(EXERCISE PROMPT):
Lines that contain the string "image" are to be copied; leave out all others.
****
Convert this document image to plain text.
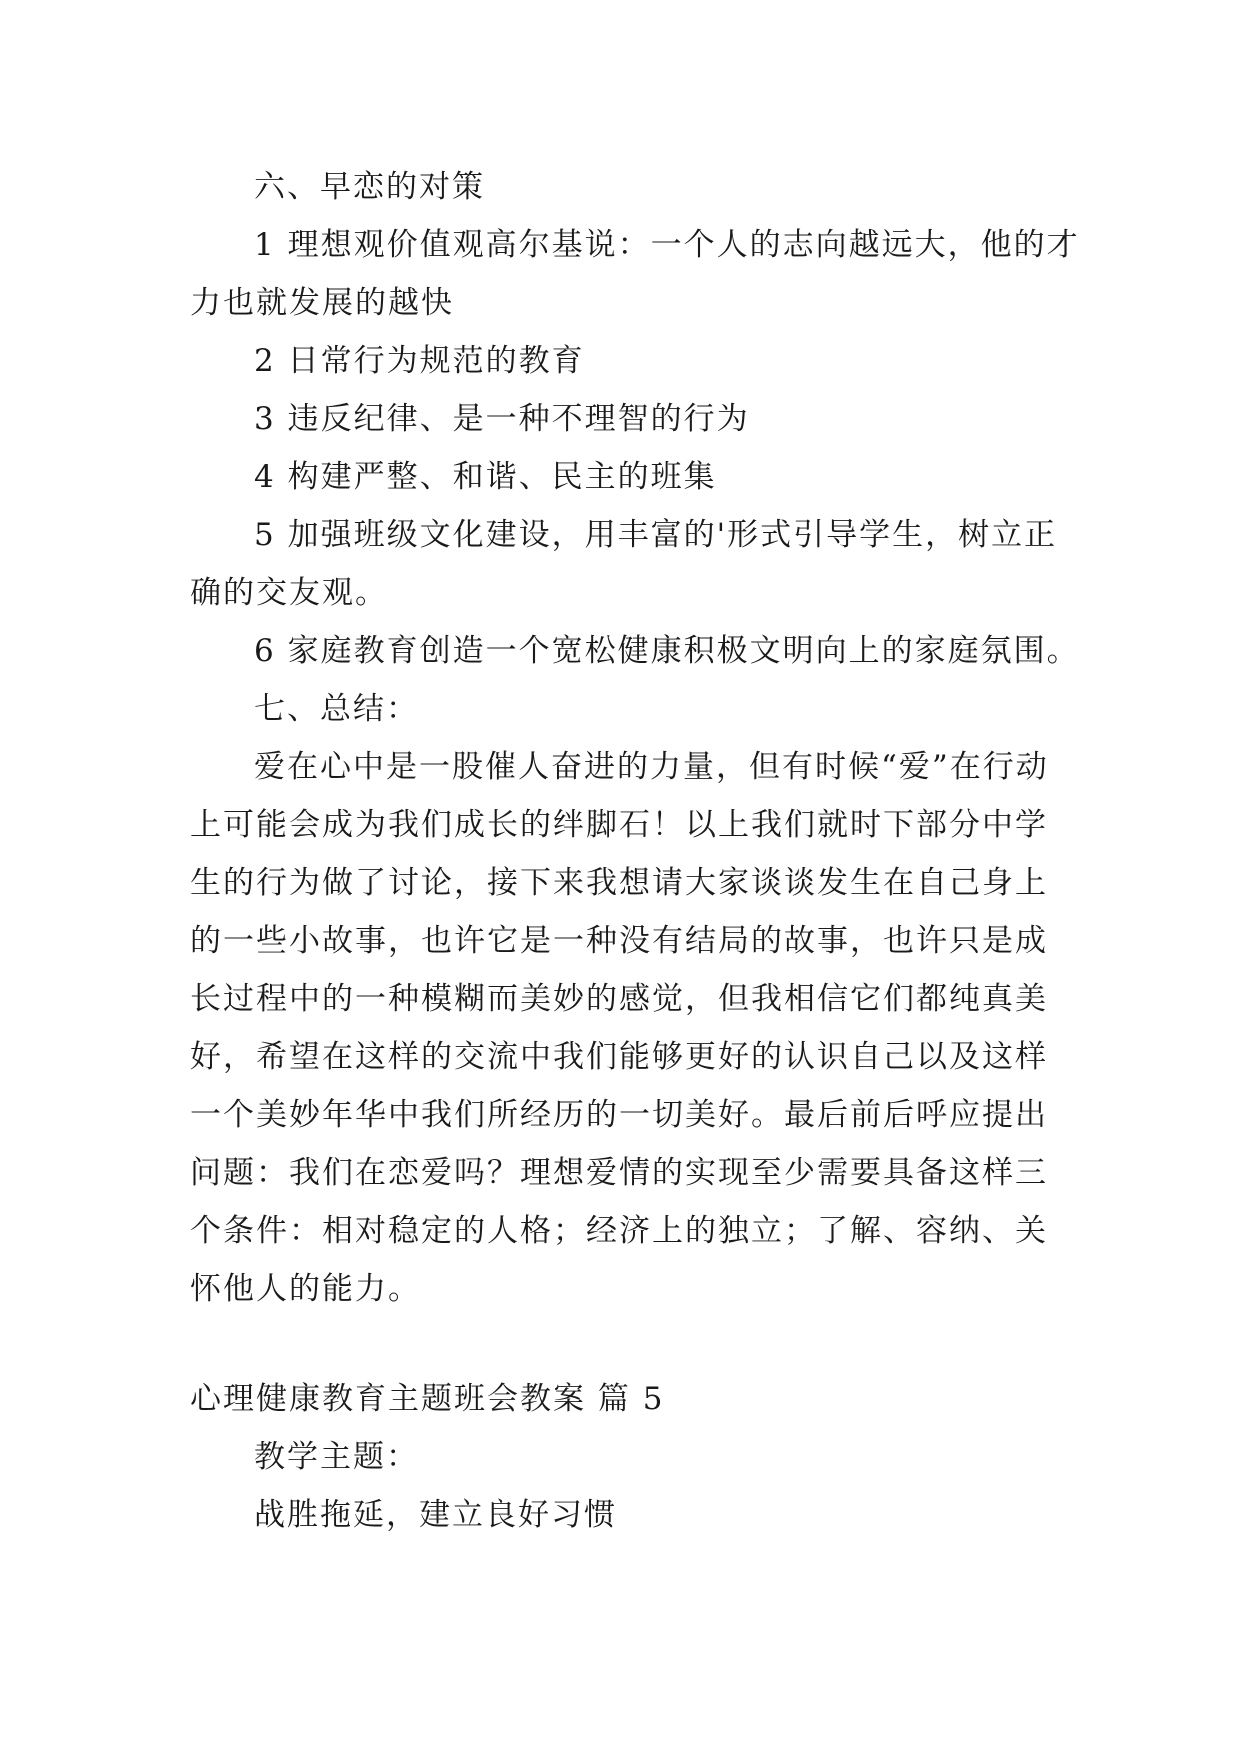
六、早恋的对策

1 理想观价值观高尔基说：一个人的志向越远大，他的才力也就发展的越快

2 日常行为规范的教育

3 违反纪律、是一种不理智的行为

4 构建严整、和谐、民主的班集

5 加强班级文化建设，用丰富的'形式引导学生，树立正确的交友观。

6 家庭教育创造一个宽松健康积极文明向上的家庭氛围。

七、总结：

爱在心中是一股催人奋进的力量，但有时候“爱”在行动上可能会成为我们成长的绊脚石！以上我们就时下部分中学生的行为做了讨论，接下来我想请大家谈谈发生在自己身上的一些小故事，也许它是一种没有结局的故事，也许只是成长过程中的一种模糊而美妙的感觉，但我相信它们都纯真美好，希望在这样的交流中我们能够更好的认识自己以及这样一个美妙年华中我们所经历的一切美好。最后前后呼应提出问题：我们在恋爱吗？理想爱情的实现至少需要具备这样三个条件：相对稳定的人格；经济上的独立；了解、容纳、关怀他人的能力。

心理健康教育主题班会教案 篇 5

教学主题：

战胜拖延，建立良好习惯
****
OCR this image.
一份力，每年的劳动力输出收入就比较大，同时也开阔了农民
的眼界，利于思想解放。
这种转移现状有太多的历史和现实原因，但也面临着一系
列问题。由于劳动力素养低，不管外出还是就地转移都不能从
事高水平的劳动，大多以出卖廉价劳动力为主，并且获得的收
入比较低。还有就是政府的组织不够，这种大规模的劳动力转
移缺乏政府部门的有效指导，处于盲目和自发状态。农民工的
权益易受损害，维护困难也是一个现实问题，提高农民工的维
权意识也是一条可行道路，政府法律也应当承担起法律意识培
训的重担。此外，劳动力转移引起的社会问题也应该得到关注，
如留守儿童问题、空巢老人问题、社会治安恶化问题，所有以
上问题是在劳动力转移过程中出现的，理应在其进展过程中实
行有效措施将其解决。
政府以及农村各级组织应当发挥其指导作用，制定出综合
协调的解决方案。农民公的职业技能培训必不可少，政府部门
****
(COMPLETED TASK):
Convert this document image to plain text.
OCR this image.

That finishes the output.